━━ Passage to read

When we shared coffee and a few joints Obrocki told me he was a “green architect”. He also told me he and his partner, who was in Brisbane, did not watch TV. He asked me to write a limerick for him (after explaining what it was) and to give him my phone number. I obliged. He also asked me if I thought it was possible to remove a full-grown tree from a forest. He said the reason he was asking was that he had found a hole in the ground that looked like a giant tree had been removed and that he and Astrid had slept in this hole.
I later found that it was not true that he was an architect, let alone a “green architect”. He repeatedly told me, “never let truth get in the way of a good story”. This is the motto of a liar. The truth, which I gathered when I was living for a year in his garage, was that he had been unable to complete his written thesis for his architecture degree which was supposed to be on “healthy houses”. This was despite the help of his partner Gosia Osielska, who was and is far more literate. Gosia is an overweight physiotherapist, and Pawel’s qualification is as an “occupational therapist”. He was not qualified as a builder or an architect, but had been doing house “modifications” when he was working for what was then called the “Spastic Society”.
When I lived with them I discovered that Obrocki abused alcohol and was an aggressive drunk who picked arguments with people after he’d been drinking. He was also violent towards his young sons. From under their bedrooms I would hear him shouting, a thump or two, followed by the sound of them crying. I was very upset by this and tried discussing it with Gosia. Her response shocked me, “I don’t have to use the belt anymore, all I have to do is threaten to get it”. Shortly after I met him in the forest Obrocki invited me to their home at 33 Arras Street, Yeronga for dinner. I met Gosia and his two sons and enjoyed the evening. Obrocki uses flattery to achieve his ends and told me he wanted me to be his “mentor” and offered me a job to do a “mosaic” in tiles at a house he was renovating in Inala. He said that he needed my “artistic skills” and was insistent that it did not matter that I had never done it before. I was desperately in need of money after escaping from torture in Melbourne penniless so I accepted.

━━━━
━━ Material provided

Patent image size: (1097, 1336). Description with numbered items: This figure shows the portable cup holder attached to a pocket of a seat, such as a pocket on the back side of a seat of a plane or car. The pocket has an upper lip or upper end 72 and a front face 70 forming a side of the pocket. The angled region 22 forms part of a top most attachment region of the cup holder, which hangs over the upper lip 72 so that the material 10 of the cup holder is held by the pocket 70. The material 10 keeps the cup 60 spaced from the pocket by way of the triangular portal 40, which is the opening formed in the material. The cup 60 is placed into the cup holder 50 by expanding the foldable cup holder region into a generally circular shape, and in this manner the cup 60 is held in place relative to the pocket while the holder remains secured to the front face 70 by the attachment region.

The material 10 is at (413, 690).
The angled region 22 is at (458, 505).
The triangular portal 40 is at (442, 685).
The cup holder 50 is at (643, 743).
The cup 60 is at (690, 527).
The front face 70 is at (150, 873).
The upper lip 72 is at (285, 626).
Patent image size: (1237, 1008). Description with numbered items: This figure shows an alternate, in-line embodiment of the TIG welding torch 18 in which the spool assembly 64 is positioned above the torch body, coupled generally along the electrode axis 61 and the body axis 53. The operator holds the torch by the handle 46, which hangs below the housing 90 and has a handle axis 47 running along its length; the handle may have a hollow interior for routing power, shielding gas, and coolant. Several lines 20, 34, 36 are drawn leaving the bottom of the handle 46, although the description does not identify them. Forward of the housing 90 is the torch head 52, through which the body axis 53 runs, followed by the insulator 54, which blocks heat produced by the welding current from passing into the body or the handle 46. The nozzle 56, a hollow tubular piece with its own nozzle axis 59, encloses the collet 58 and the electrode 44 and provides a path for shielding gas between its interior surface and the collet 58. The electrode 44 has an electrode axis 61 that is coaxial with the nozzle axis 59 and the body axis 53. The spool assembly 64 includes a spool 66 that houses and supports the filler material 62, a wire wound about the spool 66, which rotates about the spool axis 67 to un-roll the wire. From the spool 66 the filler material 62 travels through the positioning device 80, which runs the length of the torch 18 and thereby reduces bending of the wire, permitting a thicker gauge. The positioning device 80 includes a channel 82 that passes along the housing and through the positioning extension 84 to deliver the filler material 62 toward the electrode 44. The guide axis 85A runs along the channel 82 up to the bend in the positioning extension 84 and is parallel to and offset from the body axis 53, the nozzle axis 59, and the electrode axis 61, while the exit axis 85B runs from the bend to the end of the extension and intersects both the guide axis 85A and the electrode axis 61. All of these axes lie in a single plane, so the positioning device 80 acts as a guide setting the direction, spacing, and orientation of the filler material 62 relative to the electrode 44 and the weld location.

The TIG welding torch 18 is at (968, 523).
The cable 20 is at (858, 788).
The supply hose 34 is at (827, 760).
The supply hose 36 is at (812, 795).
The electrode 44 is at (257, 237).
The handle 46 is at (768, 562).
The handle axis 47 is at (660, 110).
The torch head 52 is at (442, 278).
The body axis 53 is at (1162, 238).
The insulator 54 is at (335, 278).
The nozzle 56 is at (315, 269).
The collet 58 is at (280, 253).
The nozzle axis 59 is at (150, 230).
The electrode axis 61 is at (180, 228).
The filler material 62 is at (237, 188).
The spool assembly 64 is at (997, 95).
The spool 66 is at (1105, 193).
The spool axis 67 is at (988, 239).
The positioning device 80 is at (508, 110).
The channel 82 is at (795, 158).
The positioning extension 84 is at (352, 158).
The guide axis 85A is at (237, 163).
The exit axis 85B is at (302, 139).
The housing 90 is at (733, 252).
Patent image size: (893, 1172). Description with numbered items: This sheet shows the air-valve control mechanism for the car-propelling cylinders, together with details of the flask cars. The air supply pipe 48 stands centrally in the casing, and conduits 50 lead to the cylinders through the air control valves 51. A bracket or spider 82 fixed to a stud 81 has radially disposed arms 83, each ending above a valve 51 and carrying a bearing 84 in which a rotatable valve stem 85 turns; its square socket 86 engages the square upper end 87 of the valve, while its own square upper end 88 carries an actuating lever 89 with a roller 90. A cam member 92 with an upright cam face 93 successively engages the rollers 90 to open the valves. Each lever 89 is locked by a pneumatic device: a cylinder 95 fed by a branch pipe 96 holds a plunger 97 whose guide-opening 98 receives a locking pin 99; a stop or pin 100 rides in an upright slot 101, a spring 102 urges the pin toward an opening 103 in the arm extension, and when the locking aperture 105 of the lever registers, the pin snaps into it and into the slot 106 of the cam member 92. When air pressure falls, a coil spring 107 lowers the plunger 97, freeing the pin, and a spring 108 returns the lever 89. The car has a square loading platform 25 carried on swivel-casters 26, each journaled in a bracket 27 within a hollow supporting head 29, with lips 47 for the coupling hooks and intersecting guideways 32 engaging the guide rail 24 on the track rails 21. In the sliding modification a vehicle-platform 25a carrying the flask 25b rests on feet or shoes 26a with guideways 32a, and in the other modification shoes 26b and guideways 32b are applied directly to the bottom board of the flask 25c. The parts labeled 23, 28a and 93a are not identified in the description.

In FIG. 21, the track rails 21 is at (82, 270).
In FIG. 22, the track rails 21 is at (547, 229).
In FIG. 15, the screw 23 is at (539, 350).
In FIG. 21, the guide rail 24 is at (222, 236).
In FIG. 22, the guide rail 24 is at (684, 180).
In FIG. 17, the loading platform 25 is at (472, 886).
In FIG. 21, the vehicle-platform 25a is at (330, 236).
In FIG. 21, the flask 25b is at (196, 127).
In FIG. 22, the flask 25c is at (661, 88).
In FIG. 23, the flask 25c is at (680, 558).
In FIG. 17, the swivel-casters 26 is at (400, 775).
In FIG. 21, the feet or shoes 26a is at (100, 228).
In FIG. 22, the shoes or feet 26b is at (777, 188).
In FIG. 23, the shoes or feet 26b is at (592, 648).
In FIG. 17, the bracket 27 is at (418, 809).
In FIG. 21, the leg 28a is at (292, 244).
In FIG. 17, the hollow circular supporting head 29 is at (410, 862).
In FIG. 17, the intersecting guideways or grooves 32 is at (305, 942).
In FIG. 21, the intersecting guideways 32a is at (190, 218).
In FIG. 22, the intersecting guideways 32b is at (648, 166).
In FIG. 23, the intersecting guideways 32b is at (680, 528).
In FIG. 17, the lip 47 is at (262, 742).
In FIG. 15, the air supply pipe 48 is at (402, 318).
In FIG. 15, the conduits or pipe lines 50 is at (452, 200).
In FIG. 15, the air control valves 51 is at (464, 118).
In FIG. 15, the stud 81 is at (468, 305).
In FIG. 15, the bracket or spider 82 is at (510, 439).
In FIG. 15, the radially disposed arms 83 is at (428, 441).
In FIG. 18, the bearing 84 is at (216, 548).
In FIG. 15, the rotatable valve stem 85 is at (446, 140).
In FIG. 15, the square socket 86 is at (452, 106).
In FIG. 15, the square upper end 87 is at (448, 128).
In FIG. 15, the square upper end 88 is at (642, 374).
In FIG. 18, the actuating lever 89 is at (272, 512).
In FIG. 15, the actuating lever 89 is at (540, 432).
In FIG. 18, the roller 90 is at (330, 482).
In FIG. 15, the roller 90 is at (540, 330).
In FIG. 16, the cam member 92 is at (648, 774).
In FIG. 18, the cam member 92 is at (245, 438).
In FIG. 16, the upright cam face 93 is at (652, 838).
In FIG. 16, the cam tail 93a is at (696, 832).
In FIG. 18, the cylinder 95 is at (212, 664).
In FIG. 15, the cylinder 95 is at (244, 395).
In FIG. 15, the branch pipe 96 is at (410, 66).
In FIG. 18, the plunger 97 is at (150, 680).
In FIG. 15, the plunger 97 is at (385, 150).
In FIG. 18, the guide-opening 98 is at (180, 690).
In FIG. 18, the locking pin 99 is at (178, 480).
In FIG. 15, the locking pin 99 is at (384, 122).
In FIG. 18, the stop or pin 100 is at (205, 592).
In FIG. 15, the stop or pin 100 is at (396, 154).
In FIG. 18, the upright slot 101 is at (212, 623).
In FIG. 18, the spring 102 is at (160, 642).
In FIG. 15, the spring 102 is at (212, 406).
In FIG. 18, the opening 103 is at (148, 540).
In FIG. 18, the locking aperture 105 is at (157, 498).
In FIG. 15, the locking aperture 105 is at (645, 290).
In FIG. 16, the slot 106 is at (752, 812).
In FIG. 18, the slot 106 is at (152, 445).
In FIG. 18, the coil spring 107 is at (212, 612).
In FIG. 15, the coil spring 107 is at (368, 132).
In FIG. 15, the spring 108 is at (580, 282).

━━━━

» Requirement A:
In the account about Obrocki, what kind of poem did he ask the narrator to write for him?
» Requirement B:
Reproduce the account about Obrocki from "When we shared" up to and including "in this hole.".

» Response A:
A limerick.

» Response B:
When we shared coffee and a few joints Obrocki told me he was a “green architect”. He also told me he and his partner, who was in Brisbane, did not watch TV. He asked me to write a limerick for him (after explaining what it was) and to give him my phone number. I obliged. He also asked me if I thought it was possible to remove a full-grown tree from a forest. He said the reason he was asking was that he had found a hole in the ground that looked like a giant tree had been removed and that he and Astrid had slept in this hole.